**GIVEN REQUEST**
Copy out all the entries exactly.
-------------------------
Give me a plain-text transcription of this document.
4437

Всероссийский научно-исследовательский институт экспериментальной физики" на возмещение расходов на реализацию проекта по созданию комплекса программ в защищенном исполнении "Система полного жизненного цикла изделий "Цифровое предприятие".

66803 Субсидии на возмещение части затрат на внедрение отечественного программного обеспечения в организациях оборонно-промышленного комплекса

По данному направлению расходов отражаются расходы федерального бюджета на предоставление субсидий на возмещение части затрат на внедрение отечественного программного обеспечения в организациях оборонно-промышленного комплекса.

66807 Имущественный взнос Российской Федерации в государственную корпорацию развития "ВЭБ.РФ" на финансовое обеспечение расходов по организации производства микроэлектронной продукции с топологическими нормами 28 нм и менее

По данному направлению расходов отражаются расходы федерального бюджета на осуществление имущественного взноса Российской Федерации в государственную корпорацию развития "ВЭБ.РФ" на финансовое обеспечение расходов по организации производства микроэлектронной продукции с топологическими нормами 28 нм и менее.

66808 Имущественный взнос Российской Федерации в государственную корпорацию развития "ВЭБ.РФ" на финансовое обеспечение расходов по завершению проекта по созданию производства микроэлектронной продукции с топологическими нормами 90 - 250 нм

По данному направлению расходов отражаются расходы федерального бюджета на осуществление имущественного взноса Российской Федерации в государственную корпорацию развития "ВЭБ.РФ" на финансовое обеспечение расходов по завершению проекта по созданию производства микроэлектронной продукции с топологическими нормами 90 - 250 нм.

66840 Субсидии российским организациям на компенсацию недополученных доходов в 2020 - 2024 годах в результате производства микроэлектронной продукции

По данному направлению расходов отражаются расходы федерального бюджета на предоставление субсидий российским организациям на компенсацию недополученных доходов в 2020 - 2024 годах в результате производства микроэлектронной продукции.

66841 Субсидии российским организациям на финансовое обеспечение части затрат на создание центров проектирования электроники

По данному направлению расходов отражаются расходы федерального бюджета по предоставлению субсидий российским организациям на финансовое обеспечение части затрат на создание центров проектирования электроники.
-------------------------
**CORRECT RESULT**
Give me a plain-text transcription of this document.
4437

Всероссийский научно-исследовательский институт экспериментальной физики" на возмещение расходов на реализацию проекта по созданию комплекса программ в защищенном исполнении "Система полного жизненного цикла изделий "Цифровое предприятие".

66803 Субсидии на возмещение части затрат на внедрение отечественного программного обеспечения в организациях оборонно-промышленного комплекса

По данному направлению расходов отражаются расходы федерального бюджета на предоставление субсидий на возмещение части затрат на внедрение отечественного программного обеспечения в организациях оборонно-промышленного комплекса.

66807 Имущественный взнос Российской Федерации в государственную корпорацию развития "ВЭБ.РФ" на финансовое обеспечение расходов по организации производства микроэлектронной продукции с топологическими нормами 28 нм и менее

По данному направлению расходов отражаются расходы федерального бюджета на осуществление имущественного взноса Российской Федерации в государственную корпорацию развития "ВЭБ.РФ" на финансовое обеспечение расходов по организации производства микроэлектронной продукции с топологическими нормами 28 нм и менее.

66808 Имущественный взнос Российской Федерации в государственную корпорацию развития "ВЭБ.РФ" на финансовое обеспечение расходов по завершению проекта по созданию производства микроэлектронной продукции с топологическими нормами 90 - 250 нм

По данному направлению расходов отражаются расходы федерального бюджета на осуществление имущественного взноса Российской Федерации в государственную корпорацию развития "ВЭБ.РФ" на финансовое обеспечение расходов по завершению проекта по созданию производства микроэлектронной продукции с топологическими нормами 90 - 250 нм.

66840 Субсидии российским организациям на компенсацию недополученных доходов в 2020 - 2024 годах в результате производства микроэлектронной продукции

По данному направлению расходов отражаются расходы федерального бюджета на предоставление субсидий российским организациям на компенсацию недополученных доходов в 2020 - 2024 годах в результате производства микроэлектронной продукции.

66841 Субсидии российским организациям на финансовое обеспечение части затрат на создание центров проектирования электроники

По данному направлению расходов отражаются расходы федерального бюджета по предоставлению субсидий российским организациям на финансовое обеспечение части затрат на создание центров проектирования электроники.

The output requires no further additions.